-- Start of Data rows --

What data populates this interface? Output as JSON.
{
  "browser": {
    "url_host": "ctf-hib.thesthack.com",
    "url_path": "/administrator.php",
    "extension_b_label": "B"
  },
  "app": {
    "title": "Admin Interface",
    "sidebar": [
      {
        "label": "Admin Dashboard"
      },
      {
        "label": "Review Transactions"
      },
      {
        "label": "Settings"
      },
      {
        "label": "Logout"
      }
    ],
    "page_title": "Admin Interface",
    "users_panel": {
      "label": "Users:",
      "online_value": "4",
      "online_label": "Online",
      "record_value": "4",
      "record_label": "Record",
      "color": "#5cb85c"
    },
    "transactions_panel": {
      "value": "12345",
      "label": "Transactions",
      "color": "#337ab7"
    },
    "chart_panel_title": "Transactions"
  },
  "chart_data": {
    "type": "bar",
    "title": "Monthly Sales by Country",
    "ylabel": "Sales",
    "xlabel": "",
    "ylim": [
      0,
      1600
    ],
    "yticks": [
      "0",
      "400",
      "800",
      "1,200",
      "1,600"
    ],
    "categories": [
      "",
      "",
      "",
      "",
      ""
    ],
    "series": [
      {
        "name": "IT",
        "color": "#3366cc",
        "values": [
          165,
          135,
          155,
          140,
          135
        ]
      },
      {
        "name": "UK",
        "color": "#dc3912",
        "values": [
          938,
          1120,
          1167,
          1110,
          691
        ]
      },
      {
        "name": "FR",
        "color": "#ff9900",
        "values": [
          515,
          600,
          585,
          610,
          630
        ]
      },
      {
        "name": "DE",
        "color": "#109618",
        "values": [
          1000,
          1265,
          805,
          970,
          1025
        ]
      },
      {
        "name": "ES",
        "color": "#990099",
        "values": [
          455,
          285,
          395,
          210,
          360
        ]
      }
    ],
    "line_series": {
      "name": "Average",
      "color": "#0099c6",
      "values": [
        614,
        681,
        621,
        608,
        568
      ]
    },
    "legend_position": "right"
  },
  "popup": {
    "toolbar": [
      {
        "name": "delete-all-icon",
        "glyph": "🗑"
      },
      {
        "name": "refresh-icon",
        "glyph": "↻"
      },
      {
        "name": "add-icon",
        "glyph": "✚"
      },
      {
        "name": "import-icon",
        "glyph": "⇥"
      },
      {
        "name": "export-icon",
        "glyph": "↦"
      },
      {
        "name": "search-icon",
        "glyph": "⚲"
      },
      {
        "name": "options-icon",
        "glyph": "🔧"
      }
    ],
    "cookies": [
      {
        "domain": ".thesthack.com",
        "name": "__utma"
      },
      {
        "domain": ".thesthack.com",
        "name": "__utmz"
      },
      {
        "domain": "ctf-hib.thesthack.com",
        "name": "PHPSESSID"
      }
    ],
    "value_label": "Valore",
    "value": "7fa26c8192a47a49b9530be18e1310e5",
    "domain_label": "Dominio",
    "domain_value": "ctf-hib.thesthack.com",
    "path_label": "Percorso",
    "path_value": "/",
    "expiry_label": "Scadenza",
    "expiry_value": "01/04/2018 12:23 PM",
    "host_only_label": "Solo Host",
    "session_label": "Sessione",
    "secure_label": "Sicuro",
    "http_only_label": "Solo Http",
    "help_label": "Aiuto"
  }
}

-- End of Data rows --

## What to do
Copy out the material word for word and line for line.

## Exercise result
What data populates this interface? Output as JSON.
{
  "browser": {
    "url_host": "ctf-hib.thesthack.com",
    "url_path": "/administrator.php",
    "extension_b_label": "B"
  },
  "app": {
    "title": "Admin Interface",
    "sidebar": [
      {
        "label": "Admin Dashboard"
      },
      {
        "label": "Review Transactions"
      },
      {
        "label": "Settings"
      },
      {
        "label": "Logout"
      }
    ],
    "page_title": "Admin Interface",
    "users_panel": {
      "label": "Users:",
      "online_value": "4",
      "online_label": "Online",
      "record_value": "4",
      "record_label": "Record",
      "color": "#5cb85c"
    },
    "transactions_panel": {
      "value": "12345",
      "label": "Transactions",
      "color": "#337ab7"
    },
    "chart_panel_title": "Transactions"
  },
  "chart_data": {
    "type": "bar",
    "title": "Monthly Sales by Country",
    "ylabel": "Sales",
    "xlabel": "",
    "ylim": [
      0,
      1600
    ],
    "yticks": [
      "0",
      "400",
      "800",
      "1,200",
      "1,600"
    ],
    "categories": [
      "",
      "",
      "",
      "",
      ""
    ],
    "series": [
      {
        "name": "IT",
        "color": "#3366cc",
        "values": [
          165,
          135,
          155,
          140,
          135
        ]
      },
      {
        "name": "UK",
        "color": "#dc3912",
        "values": [
          938,
          1120,
          1167,
          1110,
          691
        ]
      },
      {
        "name": "FR",
        "color": "#ff9900",
        "values": [
          515,
          600,
          585,
          610,
          630
        ]
      },
      {
        "name": "DE",
        "color": "#109618",
        "values": [
          1000,
          1265,
          805,
          970,
          1025
        ]
      },
      {
        "name": "ES",
        "color": "#990099",
        "values": [
          455,
          285,
          395,
          210,
          360
        ]
      }
    ],
    "line_series": {
      "name": "Average",
      "color": "#0099c6",
      "values": [
        614,
        681,
        621,
        608,
        568
      ]
    },
    "legend_position": "right"
  },
  "popup": {
    "toolbar": [
      {
        "name": "delete-all-icon",
        "glyph": "🗑"
      },
      {
        "name": "refresh-icon",
        "glyph": "↻"
      },
      {
        "name": "add-icon",
        "glyph": "✚"
      },
      {
        "name": "import-icon",
        "glyph": "⇥"
      },
      {
        "name": "export-icon",
        "glyph": "↦"
      },
      {
        "name": "search-icon",
        "glyph": "⚲"
      },
      {
        "name": "options-icon",
        "glyph": "🔧"
      }
    ],
    "cookies": [
      {
        "domain": ".thesthack.com",
        "name": "__utma"
      },
      {
        "domain": ".thesthack.com",
        "name": "__utmz"
      },
      {
        "domain": "ctf-hib.thesthack.com",
        "name": "PHPSESSID"
      }
    ],
    "value_label": "Valore",
    "value": "7fa26c8192a47a49b9530be18e1310e5",
    "domain_label": "Dominio",
    "domain_value": "ctf-hib.thesthack.com",
    "path_label": "Percorso",
    "path_value": "/",
    "expiry_label": "Scadenza",
    "expiry_value": "01/04/2018 12:23 PM",
    "host_only_label": "Solo Host",
    "session_label": "Sessione",
    "secure_label": "Sicuro",
    "http_only_label": "Solo Http",
    "help_label": "Aiuto"
  }
}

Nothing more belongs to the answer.